**Task to carry out:** Restate the entries word for word, omitting nothing.

**Given data:**
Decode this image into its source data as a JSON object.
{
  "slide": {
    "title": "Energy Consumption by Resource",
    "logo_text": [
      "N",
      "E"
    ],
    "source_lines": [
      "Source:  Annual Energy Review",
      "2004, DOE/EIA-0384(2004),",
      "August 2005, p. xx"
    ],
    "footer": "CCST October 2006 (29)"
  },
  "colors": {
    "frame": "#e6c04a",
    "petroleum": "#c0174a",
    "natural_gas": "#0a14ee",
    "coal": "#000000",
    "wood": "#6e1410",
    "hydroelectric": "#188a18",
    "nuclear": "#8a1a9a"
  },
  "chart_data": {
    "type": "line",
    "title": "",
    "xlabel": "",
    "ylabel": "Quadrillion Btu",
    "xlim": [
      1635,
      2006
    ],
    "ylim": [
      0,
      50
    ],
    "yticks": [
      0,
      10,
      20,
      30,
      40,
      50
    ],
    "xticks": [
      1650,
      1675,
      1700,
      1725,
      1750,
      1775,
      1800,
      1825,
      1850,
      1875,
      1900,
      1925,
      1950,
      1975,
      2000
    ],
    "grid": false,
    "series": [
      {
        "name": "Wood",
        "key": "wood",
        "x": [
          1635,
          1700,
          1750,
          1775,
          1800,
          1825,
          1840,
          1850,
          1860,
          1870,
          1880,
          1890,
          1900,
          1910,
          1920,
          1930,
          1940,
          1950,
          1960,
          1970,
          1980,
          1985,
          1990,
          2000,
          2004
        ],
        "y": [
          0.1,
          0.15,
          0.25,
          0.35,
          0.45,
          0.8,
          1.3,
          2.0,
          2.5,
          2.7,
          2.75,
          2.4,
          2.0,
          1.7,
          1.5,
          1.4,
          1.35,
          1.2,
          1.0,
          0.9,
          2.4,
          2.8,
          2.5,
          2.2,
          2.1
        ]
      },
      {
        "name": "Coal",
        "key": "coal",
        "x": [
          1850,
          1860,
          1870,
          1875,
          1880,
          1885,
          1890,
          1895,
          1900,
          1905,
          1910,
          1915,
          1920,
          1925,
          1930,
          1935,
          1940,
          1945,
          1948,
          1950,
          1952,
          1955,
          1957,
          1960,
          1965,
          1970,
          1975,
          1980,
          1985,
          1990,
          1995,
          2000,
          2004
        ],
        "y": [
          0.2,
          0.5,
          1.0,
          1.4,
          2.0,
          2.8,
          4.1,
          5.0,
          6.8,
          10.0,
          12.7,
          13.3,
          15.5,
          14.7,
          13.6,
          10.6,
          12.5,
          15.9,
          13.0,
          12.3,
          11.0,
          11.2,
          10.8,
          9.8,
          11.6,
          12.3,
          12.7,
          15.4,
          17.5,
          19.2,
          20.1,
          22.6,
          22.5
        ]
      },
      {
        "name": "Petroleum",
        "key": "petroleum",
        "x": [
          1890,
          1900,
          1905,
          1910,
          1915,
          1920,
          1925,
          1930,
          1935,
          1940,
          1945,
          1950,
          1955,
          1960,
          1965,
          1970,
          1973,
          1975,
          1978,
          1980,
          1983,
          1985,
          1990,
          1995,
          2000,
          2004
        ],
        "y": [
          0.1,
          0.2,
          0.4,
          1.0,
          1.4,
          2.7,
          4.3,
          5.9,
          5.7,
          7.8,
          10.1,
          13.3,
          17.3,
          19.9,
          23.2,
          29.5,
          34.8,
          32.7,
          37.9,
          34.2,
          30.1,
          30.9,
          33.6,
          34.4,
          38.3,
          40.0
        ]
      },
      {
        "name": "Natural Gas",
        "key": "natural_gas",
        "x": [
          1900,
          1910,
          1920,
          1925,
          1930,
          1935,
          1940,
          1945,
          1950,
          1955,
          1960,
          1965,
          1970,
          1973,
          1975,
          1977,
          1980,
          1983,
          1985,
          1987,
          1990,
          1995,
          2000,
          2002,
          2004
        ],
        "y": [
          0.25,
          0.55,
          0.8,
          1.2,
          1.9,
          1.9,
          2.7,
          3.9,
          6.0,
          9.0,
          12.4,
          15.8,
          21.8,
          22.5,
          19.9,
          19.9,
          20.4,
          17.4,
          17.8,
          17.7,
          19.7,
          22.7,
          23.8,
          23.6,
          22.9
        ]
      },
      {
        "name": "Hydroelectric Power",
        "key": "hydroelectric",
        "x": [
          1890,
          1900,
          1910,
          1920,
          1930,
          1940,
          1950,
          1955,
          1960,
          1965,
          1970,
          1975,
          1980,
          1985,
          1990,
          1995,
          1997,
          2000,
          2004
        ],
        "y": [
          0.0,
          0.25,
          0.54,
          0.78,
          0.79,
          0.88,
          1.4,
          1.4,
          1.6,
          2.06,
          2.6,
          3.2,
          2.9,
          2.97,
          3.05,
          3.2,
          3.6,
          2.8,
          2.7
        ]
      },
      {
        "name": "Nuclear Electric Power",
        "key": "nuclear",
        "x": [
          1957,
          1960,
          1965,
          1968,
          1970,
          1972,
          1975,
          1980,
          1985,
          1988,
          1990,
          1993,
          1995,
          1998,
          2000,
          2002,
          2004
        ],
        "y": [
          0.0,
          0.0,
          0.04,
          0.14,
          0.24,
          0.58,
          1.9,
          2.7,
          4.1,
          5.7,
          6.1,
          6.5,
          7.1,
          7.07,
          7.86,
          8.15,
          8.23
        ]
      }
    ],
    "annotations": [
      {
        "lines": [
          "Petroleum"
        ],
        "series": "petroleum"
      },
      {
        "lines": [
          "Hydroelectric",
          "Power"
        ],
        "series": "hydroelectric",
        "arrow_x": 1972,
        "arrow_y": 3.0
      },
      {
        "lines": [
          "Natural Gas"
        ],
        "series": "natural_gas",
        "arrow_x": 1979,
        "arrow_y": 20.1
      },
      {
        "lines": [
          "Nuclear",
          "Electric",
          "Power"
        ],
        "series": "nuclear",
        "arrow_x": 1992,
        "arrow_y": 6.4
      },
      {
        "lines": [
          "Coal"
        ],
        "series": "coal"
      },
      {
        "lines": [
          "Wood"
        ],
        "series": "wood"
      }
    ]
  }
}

**Exercise response:**
Decode this image into its source data as a JSON object.
{
  "slide": {
    "title": "Energy Consumption by Resource",
    "logo_text": [
      "N",
      "E"
    ],
    "source_lines": [
      "Source:  Annual Energy Review",
      "2004, DOE/EIA-0384(2004),",
      "August 2005, p. xx"
    ],
    "footer": "CCST October 2006 (29)"
  },
  "colors": {
    "frame": "#e6c04a",
    "petroleum": "#c0174a",
    "natural_gas": "#0a14ee",
    "coal": "#000000",
    "wood": "#6e1410",
    "hydroelectric": "#188a18",
    "nuclear": "#8a1a9a"
  },
  "chart_data": {
    "type": "line",
    "title": "",
    "xlabel": "",
    "ylabel": "Quadrillion Btu",
    "xlim": [
      1635,
      2006
    ],
    "ylim": [
      0,
      50
    ],
    "yticks": [
      0,
      10,
      20,
      30,
      40,
      50
    ],
    "xticks": [
      1650,
      1675,
      1700,
      1725,
      1750,
      1775,
      1800,
      1825,
      1850,
      1875,
      1900,
      1925,
      1950,
      1975,
      2000
    ],
    "grid": false,
    "series": [
      {
        "name": "Wood",
        "key": "wood",
        "x": [
          1635,
          1700,
          1750,
          1775,
          1800,
          1825,
          1840,
          1850,
          1860,
          1870,
          1880,
          1890,
          1900,
          1910,
          1920,
          1930,
          1940,
          1950,
          1960,
          1970,
          1980,
          1985,
          1990,
          2000,
          2004
        ],
        "y": [
          0.1,
          0.15,
          0.25,
          0.35,
          0.45,
          0.8,
          1.3,
          2.0,
          2.5,
          2.7,
          2.75,
          2.4,
          2.0,
          1.7,
          1.5,
          1.4,
          1.35,
          1.2,
          1.0,
          0.9,
          2.4,
          2.8,
          2.5,
          2.2,
          2.1
        ]
      },
      {
        "name": "Coal",
        "key": "coal",
        "x": [
          1850,
          1860,
          1870,
          1875,
          1880,
          1885,
          1890,
          1895,
          1900,
          1905,
          1910,
          1915,
          1920,
          1925,
          1930,
          1935,
          1940,
          1945,
          1948,
          1950,
          1952,
          1955,
          1957,
          1960,
          1965,
          1970,
          1975,
          1980,
          1985,
          1990,
          1995,
          2000,
          2004
        ],
        "y": [
          0.2,
          0.5,
          1.0,
          1.4,
          2.0,
          2.8,
          4.1,
          5.0,
          6.8,
          10.0,
          12.7,
          13.3,
          15.5,
          14.7,
          13.6,
          10.6,
          12.5,
          15.9,
          13.0,
          12.3,
          11.0,
          11.2,
          10.8,
          9.8,
          11.6,
          12.3,
          12.7,
          15.4,
          17.5,
          19.2,
          20.1,
          22.6,
          22.5
        ]
      },
      {
        "name": "Petroleum",
        "key": "petroleum",
        "x": [
          1890,
          1900,
          1905,
          1910,
          1915,
          1920,
          1925,
          1930,
          1935,
          1940,
          1945,
          1950,
          1955,
          1960,
          1965,
          1970,
          1973,
          1975,
          1978,
          1980,
          1983,
          1985,
          1990,
          1995,
          2000,
          2004
        ],
        "y": [
          0.1,
          0.2,
          0.4,
          1.0,
          1.4,
          2.7,
          4.3,
          5.9,
          5.7,
          7.8,
          10.1,
          13.3,
          17.3,
          19.9,
          23.2,
          29.5,
          34.8,
          32.7,
          37.9,
          34.2,
          30.1,
          30.9,
          33.6,
          34.4,
          38.3,
          40.0
        ]
      },
      {
        "name": "Natural Gas",
        "key": "natural_gas",
        "x": [
          1900,
          1910,
          1920,
          1925,
          1930,
          1935,
          1940,
          1945,
          1950,
          1955,
          1960,
          1965,
          1970,
          1973,
          1975,
          1977,
          1980,
          1983,
          1985,
          1987,
          1990,
          1995,
          2000,
          2002,
          2004
        ],
        "y": [
          0.25,
          0.55,
          0.8,
          1.2,
          1.9,
          1.9,
          2.7,
          3.9,
          6.0,
          9.0,
          12.4,
          15.8,
          21.8,
          22.5,
          19.9,
          19.9,
          20.4,
          17.4,
          17.8,
          17.7,
          19.7,
          22.7,
          23.8,
          23.6,
          22.9
        ]
      },
      {
        "name": "Hydroelectric Power",
        "key": "hydroelectric",
        "x": [
          1890,
          1900,
          1910,
          1920,
          1930,
          1940,
          1950,
          1955,
          1960,
          1965,
          1970,
          1975,
          1980,
          1985,
          1990,
          1995,
          1997,
          2000,
          2004
        ],
        "y": [
          0.0,
          0.25,
          0.54,
          0.78,
          0.79,
          0.88,
          1.4,
          1.4,
          1.6,
          2.06,
          2.6,
          3.2,
          2.9,
          2.97,
          3.05,
          3.2,
          3.6,
          2.8,
          2.7
        ]
      },
      {
        "name": "Nuclear Electric Power",
        "key": "nuclear",
        "x": [
          1957,
          1960,
          1965,
          1968,
          1970,
          1972,
          1975,
          1980,
          1985,
          1988,
          1990,
          1993,
          1995,
          1998,
          2000,
          2002,
          2004
        ],
        "y": [
          0.0,
          0.0,
          0.04,
          0.14,
          0.24,
          0.58,
          1.9,
          2.7,
          4.1,
          5.7,
          6.1,
          6.5,
          7.1,
          7.07,
          7.86,
          8.15,
          8.23
        ]
      }
    ],
    "annotations": [
      {
        "lines": [
          "Petroleum"
        ],
        "series": "petroleum"
      },
      {
        "lines": [
          "Hydroelectric",
          "Power"
        ],
        "series": "hydroelectric",
        "arrow_x": 1972,
        "arrow_y": 3.0
      },
      {
        "lines": [
          "Natural Gas"
        ],
        "series": "natural_gas",
        "arrow_x": 1979,
        "arrow_y": 20.1
      },
      {
        "lines": [
          "Nuclear",
          "Electric",
          "Power"
        ],
        "series": "nuclear",
        "arrow_x": 1992,
        "arrow_y": 6.4
      },
      {
        "lines": [
          "Coal"
        ],
        "series": "coal"
      },
      {
        "lines": [
          "Wood"
        ],
        "series": "wood"
      }
    ]
  }
}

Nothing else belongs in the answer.